Aim
Each line containing the word "What" needs to be copied.

━━ Available data

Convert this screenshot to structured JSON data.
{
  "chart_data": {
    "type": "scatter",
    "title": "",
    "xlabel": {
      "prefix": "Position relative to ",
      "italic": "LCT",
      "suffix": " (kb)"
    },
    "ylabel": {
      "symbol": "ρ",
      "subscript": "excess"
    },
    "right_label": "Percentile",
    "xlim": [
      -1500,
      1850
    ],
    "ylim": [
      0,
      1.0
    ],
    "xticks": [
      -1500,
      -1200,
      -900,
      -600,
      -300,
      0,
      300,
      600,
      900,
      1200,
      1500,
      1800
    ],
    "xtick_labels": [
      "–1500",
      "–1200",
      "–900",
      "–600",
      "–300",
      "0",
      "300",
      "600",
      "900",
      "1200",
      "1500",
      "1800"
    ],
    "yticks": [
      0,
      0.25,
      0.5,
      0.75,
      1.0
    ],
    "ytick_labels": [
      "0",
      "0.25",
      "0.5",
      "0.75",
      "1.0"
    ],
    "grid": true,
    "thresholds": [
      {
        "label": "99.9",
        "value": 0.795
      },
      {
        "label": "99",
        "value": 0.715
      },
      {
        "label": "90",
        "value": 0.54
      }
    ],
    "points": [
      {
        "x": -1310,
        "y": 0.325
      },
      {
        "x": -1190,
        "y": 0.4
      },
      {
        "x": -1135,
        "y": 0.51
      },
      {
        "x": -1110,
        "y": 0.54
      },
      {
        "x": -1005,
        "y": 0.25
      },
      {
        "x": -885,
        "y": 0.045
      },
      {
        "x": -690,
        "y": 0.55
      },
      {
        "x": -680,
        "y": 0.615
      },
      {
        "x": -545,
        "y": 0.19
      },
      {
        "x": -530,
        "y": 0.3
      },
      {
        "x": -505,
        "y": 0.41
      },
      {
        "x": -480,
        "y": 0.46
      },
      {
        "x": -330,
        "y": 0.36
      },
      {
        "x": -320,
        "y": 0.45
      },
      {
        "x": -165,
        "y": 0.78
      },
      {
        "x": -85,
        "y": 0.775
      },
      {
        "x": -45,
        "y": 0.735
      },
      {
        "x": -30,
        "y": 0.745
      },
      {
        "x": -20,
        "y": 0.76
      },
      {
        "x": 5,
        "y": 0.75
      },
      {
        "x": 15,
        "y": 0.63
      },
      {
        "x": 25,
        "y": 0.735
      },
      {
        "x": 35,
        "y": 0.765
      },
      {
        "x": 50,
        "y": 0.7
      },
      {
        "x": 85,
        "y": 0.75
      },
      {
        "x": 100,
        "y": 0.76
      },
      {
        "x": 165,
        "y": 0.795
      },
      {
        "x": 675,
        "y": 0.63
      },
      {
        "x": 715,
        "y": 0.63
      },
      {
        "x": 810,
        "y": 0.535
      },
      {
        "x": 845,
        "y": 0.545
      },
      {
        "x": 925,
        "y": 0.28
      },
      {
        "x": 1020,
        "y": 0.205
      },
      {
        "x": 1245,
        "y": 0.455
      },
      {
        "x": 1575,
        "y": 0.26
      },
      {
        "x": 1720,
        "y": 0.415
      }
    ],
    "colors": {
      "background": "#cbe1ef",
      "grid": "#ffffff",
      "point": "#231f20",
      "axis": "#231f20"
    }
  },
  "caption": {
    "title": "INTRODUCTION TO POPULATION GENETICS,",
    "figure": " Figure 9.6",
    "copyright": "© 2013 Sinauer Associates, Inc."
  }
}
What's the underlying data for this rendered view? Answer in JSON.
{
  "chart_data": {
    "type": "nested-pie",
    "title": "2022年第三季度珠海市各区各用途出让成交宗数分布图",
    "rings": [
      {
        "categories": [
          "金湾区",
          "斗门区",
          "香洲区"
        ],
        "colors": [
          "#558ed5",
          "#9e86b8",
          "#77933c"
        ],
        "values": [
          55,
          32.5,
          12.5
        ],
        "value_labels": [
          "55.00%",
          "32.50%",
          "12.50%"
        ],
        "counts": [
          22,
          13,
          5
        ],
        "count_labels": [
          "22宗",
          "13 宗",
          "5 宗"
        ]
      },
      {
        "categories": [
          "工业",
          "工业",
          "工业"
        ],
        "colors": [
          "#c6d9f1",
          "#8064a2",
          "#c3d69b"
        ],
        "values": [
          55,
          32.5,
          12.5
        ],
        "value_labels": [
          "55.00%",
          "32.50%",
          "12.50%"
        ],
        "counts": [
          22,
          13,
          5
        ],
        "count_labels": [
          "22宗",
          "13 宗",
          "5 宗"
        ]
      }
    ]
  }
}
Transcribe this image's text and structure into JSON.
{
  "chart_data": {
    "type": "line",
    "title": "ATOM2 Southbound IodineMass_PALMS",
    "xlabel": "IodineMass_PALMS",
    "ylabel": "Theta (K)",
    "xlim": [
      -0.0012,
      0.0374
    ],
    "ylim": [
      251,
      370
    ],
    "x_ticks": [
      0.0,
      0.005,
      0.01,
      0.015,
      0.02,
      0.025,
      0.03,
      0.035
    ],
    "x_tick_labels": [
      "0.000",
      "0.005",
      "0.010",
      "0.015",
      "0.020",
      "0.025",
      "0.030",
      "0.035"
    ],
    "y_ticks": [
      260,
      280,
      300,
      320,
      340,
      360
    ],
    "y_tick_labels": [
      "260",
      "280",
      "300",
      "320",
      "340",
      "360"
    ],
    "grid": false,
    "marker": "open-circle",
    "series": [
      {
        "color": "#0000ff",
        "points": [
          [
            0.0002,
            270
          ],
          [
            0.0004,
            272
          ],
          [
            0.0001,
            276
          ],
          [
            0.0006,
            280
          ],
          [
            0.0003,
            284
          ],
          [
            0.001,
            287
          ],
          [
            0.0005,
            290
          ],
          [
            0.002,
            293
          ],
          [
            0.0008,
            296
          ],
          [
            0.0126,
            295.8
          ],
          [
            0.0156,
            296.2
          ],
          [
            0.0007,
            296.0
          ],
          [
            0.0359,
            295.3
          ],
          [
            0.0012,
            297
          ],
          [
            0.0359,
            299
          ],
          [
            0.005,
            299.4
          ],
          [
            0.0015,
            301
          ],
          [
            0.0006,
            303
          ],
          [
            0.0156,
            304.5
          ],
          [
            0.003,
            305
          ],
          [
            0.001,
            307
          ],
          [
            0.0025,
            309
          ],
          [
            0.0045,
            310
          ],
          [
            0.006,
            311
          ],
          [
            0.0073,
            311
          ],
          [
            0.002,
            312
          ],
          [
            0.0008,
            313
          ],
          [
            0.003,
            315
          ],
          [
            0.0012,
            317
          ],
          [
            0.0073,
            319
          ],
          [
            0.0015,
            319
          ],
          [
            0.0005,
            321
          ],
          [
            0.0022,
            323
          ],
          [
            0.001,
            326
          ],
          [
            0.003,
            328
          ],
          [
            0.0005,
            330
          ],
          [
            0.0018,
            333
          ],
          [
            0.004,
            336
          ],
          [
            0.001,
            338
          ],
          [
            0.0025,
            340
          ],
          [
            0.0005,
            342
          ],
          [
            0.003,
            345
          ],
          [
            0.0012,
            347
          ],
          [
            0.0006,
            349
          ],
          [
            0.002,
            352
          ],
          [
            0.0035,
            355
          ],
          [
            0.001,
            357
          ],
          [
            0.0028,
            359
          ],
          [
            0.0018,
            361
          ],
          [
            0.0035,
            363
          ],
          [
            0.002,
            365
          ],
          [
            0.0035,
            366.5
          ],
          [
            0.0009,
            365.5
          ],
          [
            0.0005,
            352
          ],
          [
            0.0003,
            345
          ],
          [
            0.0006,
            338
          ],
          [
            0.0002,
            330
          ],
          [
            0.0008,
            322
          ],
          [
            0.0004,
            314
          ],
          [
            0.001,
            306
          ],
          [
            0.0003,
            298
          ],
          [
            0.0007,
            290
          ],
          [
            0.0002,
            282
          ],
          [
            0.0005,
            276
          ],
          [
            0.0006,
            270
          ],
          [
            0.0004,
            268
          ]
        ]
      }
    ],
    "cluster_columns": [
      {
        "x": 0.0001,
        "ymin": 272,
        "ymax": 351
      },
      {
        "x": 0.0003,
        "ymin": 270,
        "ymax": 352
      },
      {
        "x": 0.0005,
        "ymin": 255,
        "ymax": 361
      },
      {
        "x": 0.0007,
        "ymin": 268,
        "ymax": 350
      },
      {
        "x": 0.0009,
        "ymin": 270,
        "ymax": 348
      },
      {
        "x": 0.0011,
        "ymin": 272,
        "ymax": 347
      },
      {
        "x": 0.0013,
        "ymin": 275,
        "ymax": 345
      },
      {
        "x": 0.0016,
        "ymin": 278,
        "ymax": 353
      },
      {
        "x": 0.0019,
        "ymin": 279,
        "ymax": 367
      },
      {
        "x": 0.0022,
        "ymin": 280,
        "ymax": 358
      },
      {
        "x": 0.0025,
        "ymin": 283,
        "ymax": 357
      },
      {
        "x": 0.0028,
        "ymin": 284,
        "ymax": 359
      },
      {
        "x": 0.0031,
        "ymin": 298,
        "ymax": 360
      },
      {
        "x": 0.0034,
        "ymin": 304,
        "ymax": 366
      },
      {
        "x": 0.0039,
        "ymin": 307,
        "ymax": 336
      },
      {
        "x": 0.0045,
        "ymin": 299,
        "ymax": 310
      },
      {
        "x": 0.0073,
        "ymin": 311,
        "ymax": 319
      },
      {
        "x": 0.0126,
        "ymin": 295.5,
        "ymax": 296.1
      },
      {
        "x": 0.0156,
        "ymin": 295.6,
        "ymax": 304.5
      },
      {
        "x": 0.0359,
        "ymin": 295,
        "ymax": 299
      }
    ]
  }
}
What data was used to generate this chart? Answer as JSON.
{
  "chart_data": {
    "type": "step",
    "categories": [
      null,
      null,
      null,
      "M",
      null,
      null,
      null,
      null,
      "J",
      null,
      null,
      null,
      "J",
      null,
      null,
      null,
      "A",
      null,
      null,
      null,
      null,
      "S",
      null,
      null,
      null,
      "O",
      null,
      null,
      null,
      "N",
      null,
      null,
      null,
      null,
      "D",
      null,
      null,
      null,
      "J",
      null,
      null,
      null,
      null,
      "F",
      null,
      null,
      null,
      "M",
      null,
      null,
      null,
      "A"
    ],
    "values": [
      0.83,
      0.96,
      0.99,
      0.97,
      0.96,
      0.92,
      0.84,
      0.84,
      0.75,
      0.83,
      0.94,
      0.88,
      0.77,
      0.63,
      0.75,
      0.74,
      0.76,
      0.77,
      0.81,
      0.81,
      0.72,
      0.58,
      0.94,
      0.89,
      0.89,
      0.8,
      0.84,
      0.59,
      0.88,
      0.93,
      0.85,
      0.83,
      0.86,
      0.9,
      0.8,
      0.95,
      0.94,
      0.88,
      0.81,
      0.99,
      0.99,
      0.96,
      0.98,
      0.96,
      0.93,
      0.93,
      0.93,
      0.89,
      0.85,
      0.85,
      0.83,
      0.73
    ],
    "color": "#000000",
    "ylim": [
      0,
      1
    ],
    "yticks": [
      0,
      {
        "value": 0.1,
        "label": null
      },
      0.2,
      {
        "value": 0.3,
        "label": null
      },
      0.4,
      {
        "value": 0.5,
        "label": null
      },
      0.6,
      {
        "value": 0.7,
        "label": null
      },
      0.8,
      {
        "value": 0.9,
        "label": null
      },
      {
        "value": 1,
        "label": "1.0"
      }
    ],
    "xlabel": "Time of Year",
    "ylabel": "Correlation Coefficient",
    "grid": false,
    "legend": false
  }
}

━━━━

Response to this exercise
What's the underlying data for this rendered view? Answer in JSON.
What data was used to generate this chart? Answer as JSON.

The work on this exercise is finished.